WRITTEN REQUEST 1
Echo the passage on the 1832 presidential election word for word, starting at "Jackson faced heavy" and ending at "84 years later.".

The 1832 United States presidential election was the 12th quadrennial presidential election, held from November 2 to December 5, 1832. Incumbent president Andrew Jackson, candidate of the Democratic Party, defeated Henry Clay, candidate of the National Republican Party.

The election saw the first use of the presidential nominating conventions, and the Democrats, National Republicans, and the Anti-Masonic Party all used conventions to select their candidates. Jackson won re-nomination with no opposition, and the 1832 Democratic National Convention replaced Vice President John C. Calhoun with Martin Van Buren. The National Republican Convention nominated a ticket led by Clay, a Kentuckian who had served as Secretary of State under President John Quincy Adams. The Anti-Masonic Party, one of the first major U.S. third parties, nominated former Attorney General William Wirt.

Jackson faced heavy criticism for his actions in the Bank War, but remained popular among the general public. He won a majority of the popular vote and 219 of the 286 electoral votes, carrying most states outside New England. Clay won 37.4% of the popular vote and 49 electoral votes, while Wirt won 7.8% of the popular vote and carried the state of Vermont. Virginia Governor John Floyd, who had not actively campaigned, won South Carolina's electoral votes. After the election, members of the National Republican Party and the Anti-Masonic Party formed the Whig Party, which became the Democrats' primary opponent over the next two decades. 

Jackson proved to be the only Democratic president to be re-elected until Woodrow Wilson, 84 years later.

Nominations
With the demise of the Congressional nominating caucus in the election of 1824, the political system was left without an institutional method on the national level for determining presidential nominations. For this reason, the candidates of 1832 were chosen by national conventions. The first national convention was held by the Anti-Masonic Party in Baltimore, Maryland, in September 1831. The National Republican Party and the Democratic Party soon imitated them, also holding conventions in Baltimore, which would remain a favored venue for national political conventions for decades.

RECORDED DATA
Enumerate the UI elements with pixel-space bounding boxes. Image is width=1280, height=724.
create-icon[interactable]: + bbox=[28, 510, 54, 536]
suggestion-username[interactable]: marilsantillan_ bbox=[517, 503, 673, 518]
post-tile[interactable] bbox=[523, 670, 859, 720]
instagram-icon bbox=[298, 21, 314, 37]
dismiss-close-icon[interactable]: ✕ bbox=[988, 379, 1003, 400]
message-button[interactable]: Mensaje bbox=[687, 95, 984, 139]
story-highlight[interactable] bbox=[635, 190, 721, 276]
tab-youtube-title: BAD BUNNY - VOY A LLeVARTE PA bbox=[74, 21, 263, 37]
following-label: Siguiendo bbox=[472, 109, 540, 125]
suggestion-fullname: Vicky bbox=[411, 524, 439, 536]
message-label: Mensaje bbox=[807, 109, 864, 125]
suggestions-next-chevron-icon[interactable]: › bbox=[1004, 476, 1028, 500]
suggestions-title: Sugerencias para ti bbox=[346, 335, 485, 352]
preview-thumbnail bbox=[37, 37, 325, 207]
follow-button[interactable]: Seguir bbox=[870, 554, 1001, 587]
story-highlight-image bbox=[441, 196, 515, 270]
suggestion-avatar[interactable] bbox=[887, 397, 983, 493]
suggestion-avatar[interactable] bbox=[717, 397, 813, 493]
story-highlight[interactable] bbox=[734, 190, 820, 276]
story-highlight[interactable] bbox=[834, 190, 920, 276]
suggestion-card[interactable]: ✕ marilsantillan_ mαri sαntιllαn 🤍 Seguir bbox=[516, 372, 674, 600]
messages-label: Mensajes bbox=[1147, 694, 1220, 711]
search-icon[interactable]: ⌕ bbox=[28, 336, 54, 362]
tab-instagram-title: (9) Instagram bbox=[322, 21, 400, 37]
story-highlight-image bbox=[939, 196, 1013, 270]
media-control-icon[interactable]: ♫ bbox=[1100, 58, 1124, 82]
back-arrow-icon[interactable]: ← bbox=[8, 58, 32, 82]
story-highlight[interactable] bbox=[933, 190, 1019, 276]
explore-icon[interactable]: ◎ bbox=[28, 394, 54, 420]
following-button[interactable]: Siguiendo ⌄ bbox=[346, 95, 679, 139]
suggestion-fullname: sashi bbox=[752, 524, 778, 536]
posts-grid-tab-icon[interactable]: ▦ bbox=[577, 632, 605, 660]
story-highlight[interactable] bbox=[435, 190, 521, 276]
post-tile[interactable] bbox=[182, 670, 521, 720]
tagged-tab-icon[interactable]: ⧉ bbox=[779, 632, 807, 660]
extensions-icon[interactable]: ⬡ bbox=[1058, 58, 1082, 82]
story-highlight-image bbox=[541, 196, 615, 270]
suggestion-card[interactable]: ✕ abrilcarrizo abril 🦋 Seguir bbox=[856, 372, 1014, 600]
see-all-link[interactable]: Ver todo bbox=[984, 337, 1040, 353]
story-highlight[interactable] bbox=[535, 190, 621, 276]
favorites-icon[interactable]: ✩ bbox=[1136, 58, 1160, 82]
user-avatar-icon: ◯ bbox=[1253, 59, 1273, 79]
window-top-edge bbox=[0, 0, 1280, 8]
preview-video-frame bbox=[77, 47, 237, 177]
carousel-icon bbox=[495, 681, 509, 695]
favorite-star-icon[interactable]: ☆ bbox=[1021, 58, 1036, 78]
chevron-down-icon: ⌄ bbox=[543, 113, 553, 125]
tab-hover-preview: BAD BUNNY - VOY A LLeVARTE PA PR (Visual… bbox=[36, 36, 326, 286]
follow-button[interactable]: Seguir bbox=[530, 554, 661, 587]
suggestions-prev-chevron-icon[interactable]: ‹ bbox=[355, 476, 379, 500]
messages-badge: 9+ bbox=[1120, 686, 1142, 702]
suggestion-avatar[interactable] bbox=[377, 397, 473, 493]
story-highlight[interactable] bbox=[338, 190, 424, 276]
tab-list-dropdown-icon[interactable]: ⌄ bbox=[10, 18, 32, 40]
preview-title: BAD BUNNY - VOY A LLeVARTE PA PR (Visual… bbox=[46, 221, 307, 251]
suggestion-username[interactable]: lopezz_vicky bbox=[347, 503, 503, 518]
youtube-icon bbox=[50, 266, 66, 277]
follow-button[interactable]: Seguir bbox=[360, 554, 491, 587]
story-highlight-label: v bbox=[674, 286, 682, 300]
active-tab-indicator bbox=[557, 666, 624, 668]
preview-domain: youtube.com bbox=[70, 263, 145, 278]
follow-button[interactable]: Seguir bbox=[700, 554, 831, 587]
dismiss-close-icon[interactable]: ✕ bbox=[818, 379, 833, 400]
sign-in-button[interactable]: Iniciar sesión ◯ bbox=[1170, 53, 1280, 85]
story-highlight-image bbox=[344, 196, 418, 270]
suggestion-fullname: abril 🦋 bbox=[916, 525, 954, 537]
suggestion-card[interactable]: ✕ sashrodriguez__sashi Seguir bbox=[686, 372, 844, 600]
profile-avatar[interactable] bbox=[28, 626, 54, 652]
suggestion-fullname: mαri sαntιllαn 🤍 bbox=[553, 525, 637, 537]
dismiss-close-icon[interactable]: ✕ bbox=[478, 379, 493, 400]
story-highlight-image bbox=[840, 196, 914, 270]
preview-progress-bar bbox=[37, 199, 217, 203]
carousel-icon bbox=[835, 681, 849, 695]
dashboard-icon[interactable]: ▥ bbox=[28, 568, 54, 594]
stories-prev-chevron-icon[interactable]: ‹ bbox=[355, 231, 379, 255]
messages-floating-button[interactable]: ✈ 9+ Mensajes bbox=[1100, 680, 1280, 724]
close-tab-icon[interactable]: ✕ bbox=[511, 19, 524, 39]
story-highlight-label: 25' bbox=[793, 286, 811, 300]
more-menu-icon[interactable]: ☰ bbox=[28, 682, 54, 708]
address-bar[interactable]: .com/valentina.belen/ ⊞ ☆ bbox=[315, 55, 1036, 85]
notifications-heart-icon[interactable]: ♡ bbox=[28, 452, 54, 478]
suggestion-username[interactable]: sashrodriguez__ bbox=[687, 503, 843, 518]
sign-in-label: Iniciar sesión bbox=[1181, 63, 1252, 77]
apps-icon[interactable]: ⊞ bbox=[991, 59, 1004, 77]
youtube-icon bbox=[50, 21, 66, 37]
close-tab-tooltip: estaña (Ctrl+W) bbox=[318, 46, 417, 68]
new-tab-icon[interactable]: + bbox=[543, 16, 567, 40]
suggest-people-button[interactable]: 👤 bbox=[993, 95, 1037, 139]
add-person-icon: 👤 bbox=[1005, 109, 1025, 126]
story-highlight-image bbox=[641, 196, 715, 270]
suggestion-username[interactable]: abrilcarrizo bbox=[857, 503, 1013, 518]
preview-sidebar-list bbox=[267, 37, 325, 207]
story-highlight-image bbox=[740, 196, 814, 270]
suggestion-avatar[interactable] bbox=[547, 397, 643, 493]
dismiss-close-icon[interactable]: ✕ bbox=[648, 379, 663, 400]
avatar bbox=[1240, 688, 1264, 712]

WRITTEN REQUEST 2
Rewrite the entries, starting at the first line of the entries and ending at the line that contains "suggestion-avatar[interactable] bbox=[717, 397, 813, 493]". Replace "Sugerencias para ti" with "Suggestions for you" and change nothing else.

WRITTEN ANSWER 1
Jackson faced heavy criticism for his actions in the Bank War, but remained popular among the general public. He won a majority of the popular vote and 219 of the 286 electoral votes, carrying most states outside New England. Clay won 37.4% of the popular vote and 49 electoral votes, while Wirt won 7.8% of the popular vote and carried the state of Vermont. Virginia Governor John Floyd, who had not actively campaigned, won South Carolina's electoral votes. After the election, members of the National Republican Party and the Anti-Masonic Party formed the Whig Party, which became the Democrats' primary opponent over the next two decades. 

Jackson proved to be the only Democratic president to be re-elected until Woodrow Wilson, 84 years later.

WRITTEN ANSWER 2
Enumerate the UI elements with pixel-space bounding boxes. Image is width=1280, height=724.
create-icon[interactable]: + bbox=[28, 510, 54, 536]
suggestion-username[interactable]: marilsantillan_ bbox=[517, 503, 673, 518]
post-tile[interactable] bbox=[523, 670, 859, 720]
instagram-icon bbox=[298, 21, 314, 37]
dismiss-close-icon[interactable]: ✕ bbox=[988, 379, 1003, 400]
message-button[interactable]: Mensaje bbox=[687, 95, 984, 139]
story-highlight[interactable] bbox=[635, 190, 721, 276]
tab-youtube-title: BAD BUNNY - VOY A LLeVARTE PA bbox=[74, 21, 263, 37]
following-label: Siguiendo bbox=[472, 109, 540, 125]
suggestion-fullname: Vicky bbox=[411, 524, 439, 536]
message-label: Mensaje bbox=[807, 109, 864, 125]
suggestions-next-chevron-icon[interactable]: › bbox=[1004, 476, 1028, 500]
suggestions-title: Suggestions for you bbox=[346, 335, 485, 352]
preview-thumbnail bbox=[37, 37, 325, 207]
follow-button[interactable]: Seguir bbox=[870, 554, 1001, 587]
story-highlight-image bbox=[441, 196, 515, 270]
suggestion-avatar[interactable] bbox=[887, 397, 983, 493]
suggestion-avatar[interactable] bbox=[717, 397, 813, 493]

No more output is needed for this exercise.